> _Short task_: Note each line of the listing that contains the string "Include", and copy it.

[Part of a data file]
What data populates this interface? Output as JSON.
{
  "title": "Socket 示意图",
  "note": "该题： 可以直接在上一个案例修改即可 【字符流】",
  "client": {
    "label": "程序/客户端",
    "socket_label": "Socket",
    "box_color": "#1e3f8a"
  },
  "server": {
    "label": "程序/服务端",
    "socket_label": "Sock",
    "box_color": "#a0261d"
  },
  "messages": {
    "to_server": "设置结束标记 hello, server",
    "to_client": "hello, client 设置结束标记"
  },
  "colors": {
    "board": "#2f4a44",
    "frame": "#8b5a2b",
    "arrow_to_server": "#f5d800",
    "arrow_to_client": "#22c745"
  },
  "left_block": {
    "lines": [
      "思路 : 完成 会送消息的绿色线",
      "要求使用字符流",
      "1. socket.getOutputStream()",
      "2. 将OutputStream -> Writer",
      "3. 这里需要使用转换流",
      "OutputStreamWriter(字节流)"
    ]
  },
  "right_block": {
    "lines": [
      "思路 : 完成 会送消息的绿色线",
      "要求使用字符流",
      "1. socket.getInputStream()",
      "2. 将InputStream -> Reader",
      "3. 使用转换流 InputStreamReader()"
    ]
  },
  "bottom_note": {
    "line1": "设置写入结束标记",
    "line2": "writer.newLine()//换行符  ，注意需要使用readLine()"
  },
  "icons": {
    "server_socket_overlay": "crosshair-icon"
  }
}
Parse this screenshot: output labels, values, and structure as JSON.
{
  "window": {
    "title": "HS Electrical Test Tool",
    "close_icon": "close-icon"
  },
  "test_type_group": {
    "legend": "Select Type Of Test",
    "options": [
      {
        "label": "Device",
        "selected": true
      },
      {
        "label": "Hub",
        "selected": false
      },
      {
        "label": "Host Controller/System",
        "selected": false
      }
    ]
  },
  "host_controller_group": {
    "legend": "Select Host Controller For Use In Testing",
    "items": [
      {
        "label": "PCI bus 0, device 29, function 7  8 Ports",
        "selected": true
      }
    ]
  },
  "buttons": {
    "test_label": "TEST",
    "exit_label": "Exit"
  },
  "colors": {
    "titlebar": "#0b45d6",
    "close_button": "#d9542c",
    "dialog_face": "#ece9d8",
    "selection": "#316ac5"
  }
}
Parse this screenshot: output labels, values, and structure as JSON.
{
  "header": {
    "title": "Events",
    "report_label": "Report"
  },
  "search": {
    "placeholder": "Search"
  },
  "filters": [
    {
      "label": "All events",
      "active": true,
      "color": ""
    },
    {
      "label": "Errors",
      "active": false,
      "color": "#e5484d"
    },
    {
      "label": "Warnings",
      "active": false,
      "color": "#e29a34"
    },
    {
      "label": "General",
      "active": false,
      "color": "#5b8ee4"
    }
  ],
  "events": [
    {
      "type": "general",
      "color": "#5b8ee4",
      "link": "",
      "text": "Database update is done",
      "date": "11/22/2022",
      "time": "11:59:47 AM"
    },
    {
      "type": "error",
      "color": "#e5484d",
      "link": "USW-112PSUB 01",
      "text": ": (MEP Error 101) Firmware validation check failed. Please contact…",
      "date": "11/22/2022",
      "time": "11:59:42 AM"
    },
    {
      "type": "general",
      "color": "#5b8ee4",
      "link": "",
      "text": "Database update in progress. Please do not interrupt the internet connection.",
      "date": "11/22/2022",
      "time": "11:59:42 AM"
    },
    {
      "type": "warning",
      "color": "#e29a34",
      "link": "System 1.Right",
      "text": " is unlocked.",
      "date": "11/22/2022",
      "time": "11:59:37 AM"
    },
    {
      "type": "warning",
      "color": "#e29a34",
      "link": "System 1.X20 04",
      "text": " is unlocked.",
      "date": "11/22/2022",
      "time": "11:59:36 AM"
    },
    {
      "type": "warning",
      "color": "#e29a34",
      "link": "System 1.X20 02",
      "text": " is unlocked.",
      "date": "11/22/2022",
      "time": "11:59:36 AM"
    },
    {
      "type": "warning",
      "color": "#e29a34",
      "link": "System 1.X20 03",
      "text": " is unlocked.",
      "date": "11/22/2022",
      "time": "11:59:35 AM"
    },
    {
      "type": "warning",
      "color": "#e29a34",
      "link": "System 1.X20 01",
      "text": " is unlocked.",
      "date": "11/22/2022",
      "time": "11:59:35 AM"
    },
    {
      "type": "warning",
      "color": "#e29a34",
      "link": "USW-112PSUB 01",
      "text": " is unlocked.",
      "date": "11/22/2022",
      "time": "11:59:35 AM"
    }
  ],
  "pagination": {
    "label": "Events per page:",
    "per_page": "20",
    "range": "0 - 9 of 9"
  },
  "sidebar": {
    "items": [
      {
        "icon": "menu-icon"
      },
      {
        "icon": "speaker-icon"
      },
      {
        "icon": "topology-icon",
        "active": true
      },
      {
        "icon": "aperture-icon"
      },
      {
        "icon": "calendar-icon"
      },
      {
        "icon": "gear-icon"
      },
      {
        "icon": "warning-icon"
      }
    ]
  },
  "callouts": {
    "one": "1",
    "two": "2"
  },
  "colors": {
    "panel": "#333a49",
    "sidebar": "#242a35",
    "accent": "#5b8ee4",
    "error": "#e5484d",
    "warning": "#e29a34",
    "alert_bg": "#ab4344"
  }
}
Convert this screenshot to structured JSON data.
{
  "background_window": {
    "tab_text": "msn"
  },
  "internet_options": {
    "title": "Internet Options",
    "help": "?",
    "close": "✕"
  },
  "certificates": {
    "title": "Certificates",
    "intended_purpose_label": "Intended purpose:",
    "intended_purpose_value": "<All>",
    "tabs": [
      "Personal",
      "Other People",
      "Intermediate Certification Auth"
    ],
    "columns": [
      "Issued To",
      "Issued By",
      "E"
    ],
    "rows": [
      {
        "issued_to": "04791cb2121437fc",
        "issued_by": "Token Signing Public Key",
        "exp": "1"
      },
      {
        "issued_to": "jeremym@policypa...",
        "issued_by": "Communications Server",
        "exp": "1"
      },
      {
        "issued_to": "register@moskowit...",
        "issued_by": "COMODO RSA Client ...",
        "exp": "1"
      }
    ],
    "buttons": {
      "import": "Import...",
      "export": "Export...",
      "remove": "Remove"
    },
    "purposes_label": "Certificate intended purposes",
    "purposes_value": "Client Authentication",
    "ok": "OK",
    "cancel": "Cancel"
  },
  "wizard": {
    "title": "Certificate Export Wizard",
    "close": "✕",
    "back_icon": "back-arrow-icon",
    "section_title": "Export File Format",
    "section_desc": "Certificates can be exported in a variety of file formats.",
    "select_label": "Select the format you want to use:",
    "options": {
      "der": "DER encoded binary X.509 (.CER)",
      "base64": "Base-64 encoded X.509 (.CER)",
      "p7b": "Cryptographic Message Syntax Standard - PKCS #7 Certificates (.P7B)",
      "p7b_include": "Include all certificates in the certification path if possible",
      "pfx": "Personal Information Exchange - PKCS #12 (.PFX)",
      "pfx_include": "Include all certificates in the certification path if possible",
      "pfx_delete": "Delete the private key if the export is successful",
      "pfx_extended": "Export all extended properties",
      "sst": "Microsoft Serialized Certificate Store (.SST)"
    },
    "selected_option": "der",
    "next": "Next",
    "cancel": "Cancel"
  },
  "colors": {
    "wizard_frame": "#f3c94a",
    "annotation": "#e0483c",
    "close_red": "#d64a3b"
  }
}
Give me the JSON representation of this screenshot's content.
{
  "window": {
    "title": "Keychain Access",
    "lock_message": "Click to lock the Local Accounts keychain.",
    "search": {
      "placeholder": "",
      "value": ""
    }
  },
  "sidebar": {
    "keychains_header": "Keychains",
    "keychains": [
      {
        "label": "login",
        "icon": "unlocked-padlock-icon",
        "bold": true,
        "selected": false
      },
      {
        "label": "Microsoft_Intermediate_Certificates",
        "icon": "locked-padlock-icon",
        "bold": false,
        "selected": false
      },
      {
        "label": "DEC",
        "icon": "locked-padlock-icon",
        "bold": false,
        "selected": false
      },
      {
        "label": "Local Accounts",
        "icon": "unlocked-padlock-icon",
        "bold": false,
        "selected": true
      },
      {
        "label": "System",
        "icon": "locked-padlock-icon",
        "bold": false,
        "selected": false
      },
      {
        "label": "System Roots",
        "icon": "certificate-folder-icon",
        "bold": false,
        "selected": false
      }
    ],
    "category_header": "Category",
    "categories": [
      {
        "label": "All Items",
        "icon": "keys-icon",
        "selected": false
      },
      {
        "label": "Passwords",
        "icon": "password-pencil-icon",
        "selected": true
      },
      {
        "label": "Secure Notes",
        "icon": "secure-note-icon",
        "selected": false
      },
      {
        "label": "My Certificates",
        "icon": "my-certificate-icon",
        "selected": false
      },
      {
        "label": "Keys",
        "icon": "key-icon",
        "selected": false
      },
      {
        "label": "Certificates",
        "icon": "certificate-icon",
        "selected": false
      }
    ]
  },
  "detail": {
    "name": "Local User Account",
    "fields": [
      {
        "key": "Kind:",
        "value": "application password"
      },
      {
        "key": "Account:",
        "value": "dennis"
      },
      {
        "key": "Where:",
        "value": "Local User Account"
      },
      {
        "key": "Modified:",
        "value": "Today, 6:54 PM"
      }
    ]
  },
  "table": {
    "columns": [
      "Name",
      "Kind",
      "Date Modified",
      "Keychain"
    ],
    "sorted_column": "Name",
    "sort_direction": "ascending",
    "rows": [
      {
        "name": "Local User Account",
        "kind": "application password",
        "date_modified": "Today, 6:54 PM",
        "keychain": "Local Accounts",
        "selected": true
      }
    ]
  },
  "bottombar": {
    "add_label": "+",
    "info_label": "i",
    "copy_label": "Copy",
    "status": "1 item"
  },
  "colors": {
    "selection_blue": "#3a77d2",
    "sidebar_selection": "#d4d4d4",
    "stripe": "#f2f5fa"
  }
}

> _Correct result_:
      "p7b_include": "Include all certificates in the certification path if possible",
      "pfx_include": "Include all certificates in the certification path if possible",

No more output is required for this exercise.